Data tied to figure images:
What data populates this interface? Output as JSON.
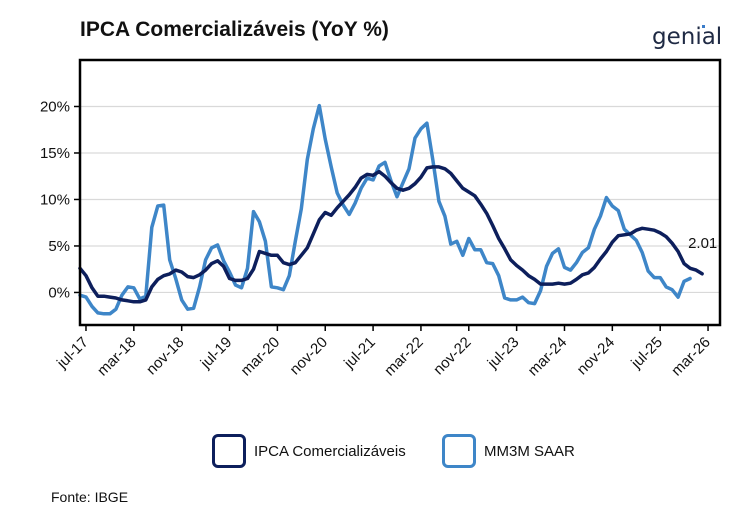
{
  "title": "IPCA Comercializáveis (YoY %)",
  "logo_text": "genial",
  "source": "Fonte: IBGE",
  "colors": {
    "series1": "#0d1f5c",
    "series2": "#3e86c8",
    "grid": "#d9d9d9",
    "frame": "#000000"
  },
  "chart_data": {
    "type": "line",
    "title": "IPCA Comercializáveis (YoY %)",
    "xlabel": "",
    "ylabel": "",
    "ylim": [
      -3.5,
      25
    ],
    "yticks": [
      0,
      5,
      10,
      15,
      20
    ],
    "ytick_labels": [
      "0%",
      "5%",
      "10%",
      "15%",
      "20%"
    ],
    "xticks": [
      "jul-17",
      "mar-18",
      "nov-18",
      "jul-19",
      "mar-20",
      "nov-20",
      "jul-21",
      "mar-22",
      "nov-22",
      "jul-23",
      "mar-24",
      "nov-24",
      "jul-25",
      "mar-26"
    ],
    "x_start": "2017-06",
    "x_end": "2026-05",
    "grid": true,
    "legend_position": "bottom",
    "annotation": {
      "text": "2.01",
      "series": "IPCA Comercializáveis",
      "x": "2026-01",
      "y": 2.01
    },
    "series": [
      {
        "name": "IPCA Comercializáveis",
        "color": "#0d1f5c",
        "points": [
          [
            "2017-06",
            2.6
          ],
          [
            "2017-07",
            1.8
          ],
          [
            "2017-08",
            0.5
          ],
          [
            "2017-09",
            -0.4
          ],
          [
            "2017-10",
            -0.4
          ],
          [
            "2017-11",
            -0.5
          ],
          [
            "2017-12",
            -0.6
          ],
          [
            "2018-01",
            -0.8
          ],
          [
            "2018-02",
            -0.9
          ],
          [
            "2018-03",
            -1.0
          ],
          [
            "2018-04",
            -1.0
          ],
          [
            "2018-05",
            -0.8
          ],
          [
            "2018-06",
            0.6
          ],
          [
            "2018-07",
            1.4
          ],
          [
            "2018-08",
            1.8
          ],
          [
            "2018-09",
            2.0
          ],
          [
            "2018-10",
            2.4
          ],
          [
            "2018-11",
            2.2
          ],
          [
            "2018-12",
            1.7
          ],
          [
            "2019-01",
            1.6
          ],
          [
            "2019-02",
            1.9
          ],
          [
            "2019-03",
            2.4
          ],
          [
            "2019-04",
            3.1
          ],
          [
            "2019-05",
            3.4
          ],
          [
            "2019-06",
            2.8
          ],
          [
            "2019-07",
            1.5
          ],
          [
            "2019-08",
            1.3
          ],
          [
            "2019-09",
            1.3
          ],
          [
            "2019-10",
            1.5
          ],
          [
            "2019-11",
            2.5
          ],
          [
            "2019-12",
            4.4
          ],
          [
            "2020-01",
            4.2
          ],
          [
            "2020-02",
            4.0
          ],
          [
            "2020-03",
            4.0
          ],
          [
            "2020-04",
            3.2
          ],
          [
            "2020-05",
            3.0
          ],
          [
            "2020-06",
            3.2
          ],
          [
            "2020-07",
            4.0
          ],
          [
            "2020-08",
            4.8
          ],
          [
            "2020-09",
            6.3
          ],
          [
            "2020-10",
            7.8
          ],
          [
            "2020-11",
            8.6
          ],
          [
            "2020-12",
            8.3
          ],
          [
            "2021-01",
            9.1
          ],
          [
            "2021-02",
            9.8
          ],
          [
            "2021-03",
            10.5
          ],
          [
            "2021-04",
            11.3
          ],
          [
            "2021-05",
            12.3
          ],
          [
            "2021-06",
            12.7
          ],
          [
            "2021-07",
            12.6
          ],
          [
            "2021-08",
            13.0
          ],
          [
            "2021-09",
            12.5
          ],
          [
            "2021-10",
            11.8
          ],
          [
            "2021-11",
            11.2
          ],
          [
            "2021-12",
            11.0
          ],
          [
            "2022-01",
            11.2
          ],
          [
            "2022-02",
            11.7
          ],
          [
            "2022-03",
            12.4
          ],
          [
            "2022-04",
            13.4
          ],
          [
            "2022-05",
            13.5
          ],
          [
            "2022-06",
            13.5
          ],
          [
            "2022-07",
            13.3
          ],
          [
            "2022-08",
            12.8
          ],
          [
            "2022-09",
            12.0
          ],
          [
            "2022-10",
            11.2
          ],
          [
            "2022-11",
            10.8
          ],
          [
            "2022-12",
            10.4
          ],
          [
            "2023-01",
            9.5
          ],
          [
            "2023-02",
            8.5
          ],
          [
            "2023-03",
            7.2
          ],
          [
            "2023-04",
            5.8
          ],
          [
            "2023-05",
            4.7
          ],
          [
            "2023-06",
            3.5
          ],
          [
            "2023-07",
            2.9
          ],
          [
            "2023-08",
            2.4
          ],
          [
            "2023-09",
            1.8
          ],
          [
            "2023-10",
            1.4
          ],
          [
            "2023-11",
            0.9
          ],
          [
            "2023-12",
            0.9
          ],
          [
            "2024-01",
            0.9
          ],
          [
            "2024-02",
            1.0
          ],
          [
            "2024-03",
            0.9
          ],
          [
            "2024-04",
            1.0
          ],
          [
            "2024-05",
            1.4
          ],
          [
            "2024-06",
            1.9
          ],
          [
            "2024-07",
            2.1
          ],
          [
            "2024-08",
            2.7
          ],
          [
            "2024-09",
            3.6
          ],
          [
            "2024-10",
            4.4
          ],
          [
            "2024-11",
            5.4
          ],
          [
            "2024-12",
            6.1
          ],
          [
            "2025-01",
            6.2
          ],
          [
            "2025-02",
            6.3
          ],
          [
            "2025-03",
            6.7
          ],
          [
            "2025-04",
            6.9
          ],
          [
            "2025-05",
            6.8
          ],
          [
            "2025-06",
            6.7
          ],
          [
            "2025-07",
            6.4
          ],
          [
            "2025-08",
            6.0
          ],
          [
            "2025-09",
            5.3
          ],
          [
            "2025-10",
            4.4
          ],
          [
            "2025-11",
            3.1
          ],
          [
            "2025-12",
            2.6
          ],
          [
            "2026-01",
            2.4
          ],
          [
            "2026-02",
            2.01
          ]
        ]
      },
      {
        "name": "MM3M SAAR",
        "color": "#3e86c8",
        "points": [
          [
            "2017-06",
            -0.3
          ],
          [
            "2017-07",
            -0.5
          ],
          [
            "2017-08",
            -1.5
          ],
          [
            "2017-09",
            -2.2
          ],
          [
            "2017-10",
            -2.3
          ],
          [
            "2017-11",
            -2.3
          ],
          [
            "2017-12",
            -1.8
          ],
          [
            "2018-01",
            -0.3
          ],
          [
            "2018-02",
            0.6
          ],
          [
            "2018-03",
            0.5
          ],
          [
            "2018-04",
            -0.7
          ],
          [
            "2018-05",
            -0.4
          ],
          [
            "2018-06",
            7.0
          ],
          [
            "2018-07",
            9.3
          ],
          [
            "2018-08",
            9.4
          ],
          [
            "2018-09",
            3.5
          ],
          [
            "2018-10",
            1.5
          ],
          [
            "2018-11",
            -0.8
          ],
          [
            "2018-12",
            -1.8
          ],
          [
            "2019-01",
            -1.7
          ],
          [
            "2019-02",
            0.6
          ],
          [
            "2019-03",
            3.5
          ],
          [
            "2019-04",
            4.8
          ],
          [
            "2019-05",
            5.1
          ],
          [
            "2019-06",
            3.4
          ],
          [
            "2019-07",
            2.2
          ],
          [
            "2019-08",
            0.8
          ],
          [
            "2019-09",
            0.5
          ],
          [
            "2019-10",
            2.6
          ],
          [
            "2019-11",
            8.7
          ],
          [
            "2019-12",
            7.6
          ],
          [
            "2020-01",
            5.5
          ],
          [
            "2020-02",
            0.6
          ],
          [
            "2020-03",
            0.5
          ],
          [
            "2020-04",
            0.3
          ],
          [
            "2020-05",
            1.8
          ],
          [
            "2020-06",
            5.5
          ],
          [
            "2020-07",
            9.0
          ],
          [
            "2020-08",
            14.3
          ],
          [
            "2020-09",
            17.6
          ],
          [
            "2020-10",
            20.1
          ],
          [
            "2020-11",
            16.5
          ],
          [
            "2020-12",
            13.5
          ],
          [
            "2021-01",
            10.7
          ],
          [
            "2021-02",
            9.4
          ],
          [
            "2021-03",
            8.4
          ],
          [
            "2021-04",
            9.6
          ],
          [
            "2021-05",
            11.2
          ],
          [
            "2021-06",
            12.3
          ],
          [
            "2021-07",
            12.1
          ],
          [
            "2021-08",
            13.6
          ],
          [
            "2021-09",
            14.0
          ],
          [
            "2021-10",
            12.0
          ],
          [
            "2021-11",
            10.3
          ],
          [
            "2021-12",
            11.8
          ],
          [
            "2022-01",
            13.3
          ],
          [
            "2022-02",
            16.6
          ],
          [
            "2022-03",
            17.6
          ],
          [
            "2022-04",
            18.2
          ],
          [
            "2022-05",
            14.2
          ],
          [
            "2022-06",
            9.8
          ],
          [
            "2022-07",
            8.2
          ],
          [
            "2022-08",
            5.2
          ],
          [
            "2022-09",
            5.5
          ],
          [
            "2022-10",
            4.0
          ],
          [
            "2022-11",
            5.8
          ],
          [
            "2022-12",
            4.6
          ],
          [
            "2023-01",
            4.6
          ],
          [
            "2023-02",
            3.2
          ],
          [
            "2023-03",
            3.1
          ],
          [
            "2023-04",
            1.8
          ],
          [
            "2023-05",
            -0.6
          ],
          [
            "2023-06",
            -0.8
          ],
          [
            "2023-07",
            -0.8
          ],
          [
            "2023-08",
            -0.5
          ],
          [
            "2023-09",
            -1.1
          ],
          [
            "2023-10",
            -1.2
          ],
          [
            "2023-11",
            0.2
          ],
          [
            "2023-12",
            2.8
          ],
          [
            "2024-01",
            4.2
          ],
          [
            "2024-02",
            4.7
          ],
          [
            "2024-03",
            2.7
          ],
          [
            "2024-04",
            2.4
          ],
          [
            "2024-05",
            3.2
          ],
          [
            "2024-06",
            4.3
          ],
          [
            "2024-07",
            4.8
          ],
          [
            "2024-08",
            6.8
          ],
          [
            "2024-09",
            8.2
          ],
          [
            "2024-10",
            10.2
          ],
          [
            "2024-11",
            9.3
          ],
          [
            "2024-12",
            8.8
          ],
          [
            "2025-01",
            6.8
          ],
          [
            "2025-02",
            6.2
          ],
          [
            "2025-03",
            5.6
          ],
          [
            "2025-04",
            4.3
          ],
          [
            "2025-05",
            2.3
          ],
          [
            "2025-06",
            1.6
          ],
          [
            "2025-07",
            1.6
          ],
          [
            "2025-08",
            0.6
          ],
          [
            "2025-09",
            0.3
          ],
          [
            "2025-10",
            -0.5
          ],
          [
            "2025-11",
            1.2
          ],
          [
            "2025-12",
            1.5
          ]
        ]
      }
    ]
  }
}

■ **What the task asks**: Which lines contain the word "title"? Return each of them.

■ **Finished task**:
  "title": "IPCA Comercializáveis (YoY %)",
    "title": "IPCA Comercializáveis (YoY %)",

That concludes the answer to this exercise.